TEXTE CITÉ:
La vie d’un errant n’est pas de tout repos. Khair-Eddine avait toujours trouvé que l’errance était une chose pénible, qu’il ne faut pas désirer. Il était errant tout le long de sa vie. Il a écrit des textes dans lesquels il a parlé de sa vie avec amour. Il ne s’est jamais décidé à abandonner sa vie d’errance, parce que cette errance est restée liée à son amour de la vie : «Sur les chemins d’exil et d’étoiles, tu marches jouant avec le sable,  avec la nuit et l’eau consumée par tes paupières… N’était la roue, je serais le marbre amer se brûlant à tes yeux… aux mémoires sans timbre et sans pagaie».

Confronté aux réalités, l’errance a rendu une partie de son âme. Son principe de vie, si tant est qu’on puisse le résumer, consiste à vouloir plier le réel à ses rêves les plus extravagants. Car il a la fâcheuse habitude de prendre le contre-pied des mœurs de son époque. Il sait que la réalité se charge souvent de contredire les principes énoncés dans ses œuvres : «Je suis ce chien préliminaire, ce laminaire et ce tonnerre, hormis la foudre sillonnant fascinatrice l’éclair contus, luxure si calme que mon sang torride et pur intente aux sciences des léthargies le pleur très noir du Lapidaire!»

TÂCHES ET EXERCICES:
a) D'après le texte sur Khair-Eddine et l'errance, pour quelle raison celui-ci n'a-t-il jamais renoncé à sa vie d'errance ?
b) Poursuivez le texte sur Khair-Eddine et l'errance au-delà de sa dernière phrase.

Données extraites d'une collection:
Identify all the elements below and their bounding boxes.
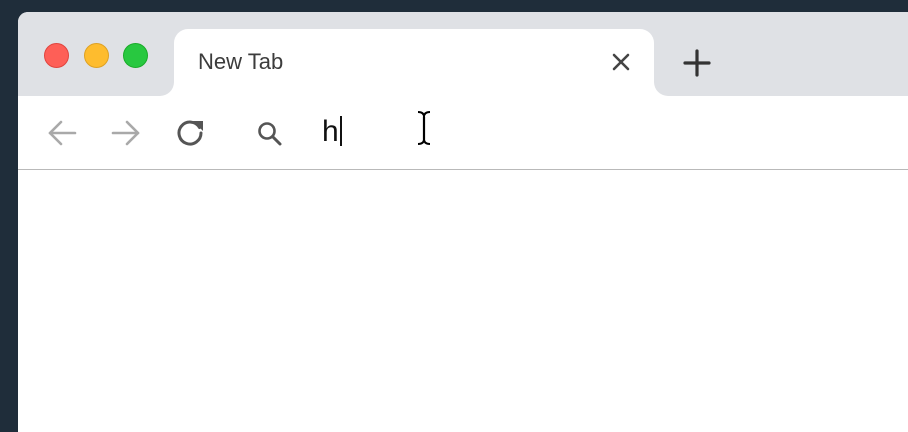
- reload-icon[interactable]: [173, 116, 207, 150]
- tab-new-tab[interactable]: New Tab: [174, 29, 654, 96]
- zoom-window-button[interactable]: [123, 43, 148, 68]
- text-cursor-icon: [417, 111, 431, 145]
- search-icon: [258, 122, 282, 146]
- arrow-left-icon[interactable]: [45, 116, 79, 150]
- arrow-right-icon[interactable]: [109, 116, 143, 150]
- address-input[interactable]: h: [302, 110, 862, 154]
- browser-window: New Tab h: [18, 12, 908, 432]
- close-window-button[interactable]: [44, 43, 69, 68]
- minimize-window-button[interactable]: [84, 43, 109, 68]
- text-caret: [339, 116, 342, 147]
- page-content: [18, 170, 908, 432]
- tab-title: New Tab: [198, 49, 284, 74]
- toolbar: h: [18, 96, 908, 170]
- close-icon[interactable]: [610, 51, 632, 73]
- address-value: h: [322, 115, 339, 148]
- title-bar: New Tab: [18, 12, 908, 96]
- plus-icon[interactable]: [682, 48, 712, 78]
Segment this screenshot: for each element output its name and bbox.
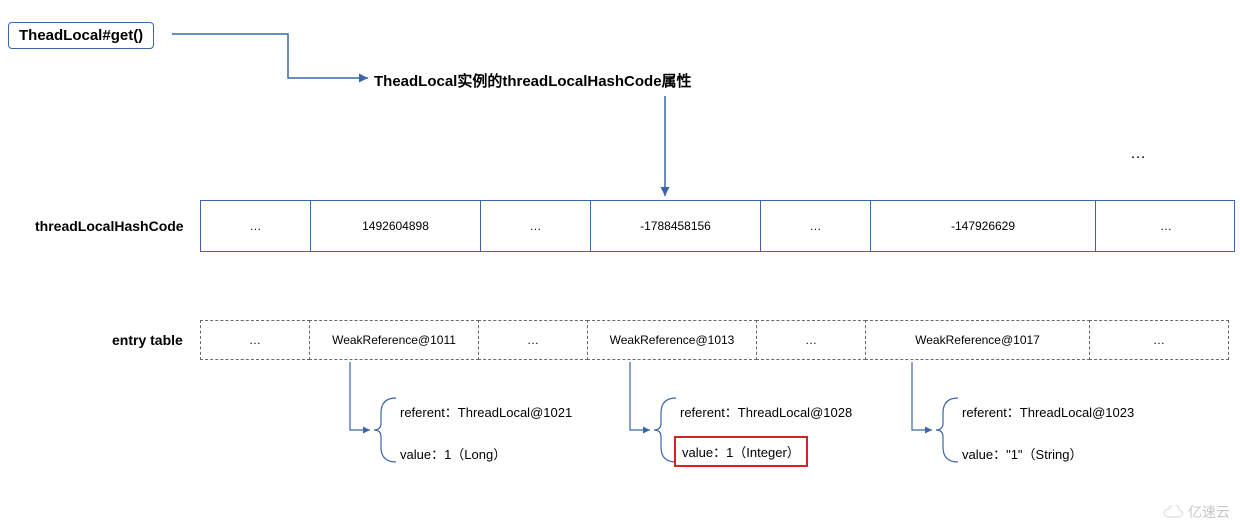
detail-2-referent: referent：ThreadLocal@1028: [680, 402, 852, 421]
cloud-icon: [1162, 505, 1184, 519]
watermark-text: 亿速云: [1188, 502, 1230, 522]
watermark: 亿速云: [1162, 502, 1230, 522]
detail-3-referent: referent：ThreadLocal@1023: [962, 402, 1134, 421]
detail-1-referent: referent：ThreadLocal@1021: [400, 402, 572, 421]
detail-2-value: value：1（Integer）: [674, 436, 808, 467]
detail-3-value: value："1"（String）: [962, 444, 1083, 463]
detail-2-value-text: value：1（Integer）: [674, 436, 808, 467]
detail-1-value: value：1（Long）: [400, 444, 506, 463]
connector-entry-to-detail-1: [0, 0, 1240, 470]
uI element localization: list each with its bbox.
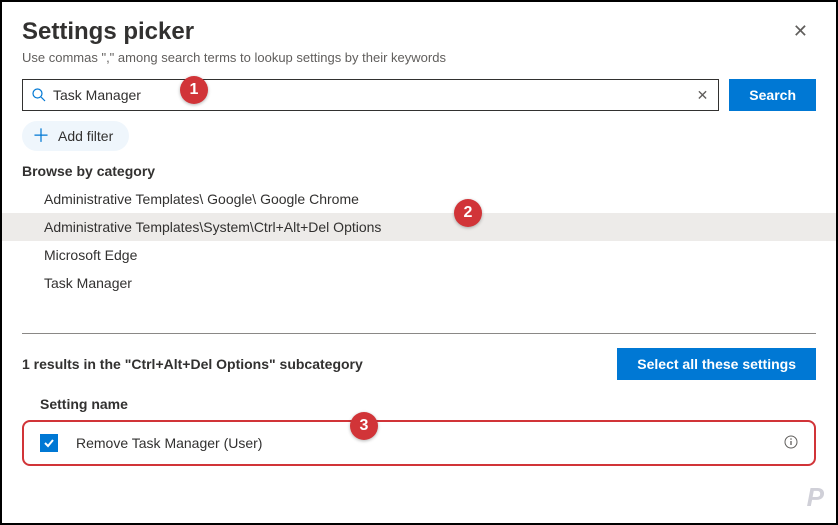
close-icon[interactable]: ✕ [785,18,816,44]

RÉPONSES PAR TÂCHE:
a) Parce que cette errance est restée liée à son amour de la vie.

b)
Il y a beaucoup à dire sur les transes de Khair-Eddine. Cette transe a fait irruption très tôt chez lui, dès son jeune âge. Ce phénomène s’explique. Parfois, il a une mentalité de frustré, de complexé, de vaincu.  Il croyait qu’il était appelé à remplir comme intellectuel une mission de salut. Il luttait toujours pour se dégager d’une double emprise, physique et morale. Dans son œuvre, l’égarement est appelé en termes non équivoques. L’égarement, allié à sa vie, se retrouve dans son œuvre : «Fauconnier solitaire brandissant ton cœur nu pour ton oiseau disparu dans la prunelle ardente des soirs d’orages fauves ; Fauconnier, sans raison, sans musique, tu vas, tu viens tournant en rond et sans relâche sur la rocaille où sèche le rêve ;  tu grandis, tu t’amenuises, sifflé par le haje irrédentiste, le geai rieur… par ton arme perdue, digérée par le ciel ; Fauconnier fou, l’amour est un brandon, un tison que le silence apaise».
Ses loisirs lui permettent de lire beaucoup, de boire, d’écrire et d’observer de près les gens de la vie. Il est en contact journalier avec des amis de tout âge et de toute condition. Il garde le culte du souvenir. Il possède le sens du détail et la notion  des choses marocaines. Il déteste les salonards qui doivent leurs situations à des relations, et dont l’esprit et le goût sont entachés de snobisme : «Il faudra te nettoyer les oreilles des toiles d’araignée qui s’y fabrique ; mauvais tissage ! Il te faudra oser, toujours oser crever l’œil trop calme du cyclone… et construire en toi le miroir où l’on voit courir en mer le cheval mort de l’éclipse».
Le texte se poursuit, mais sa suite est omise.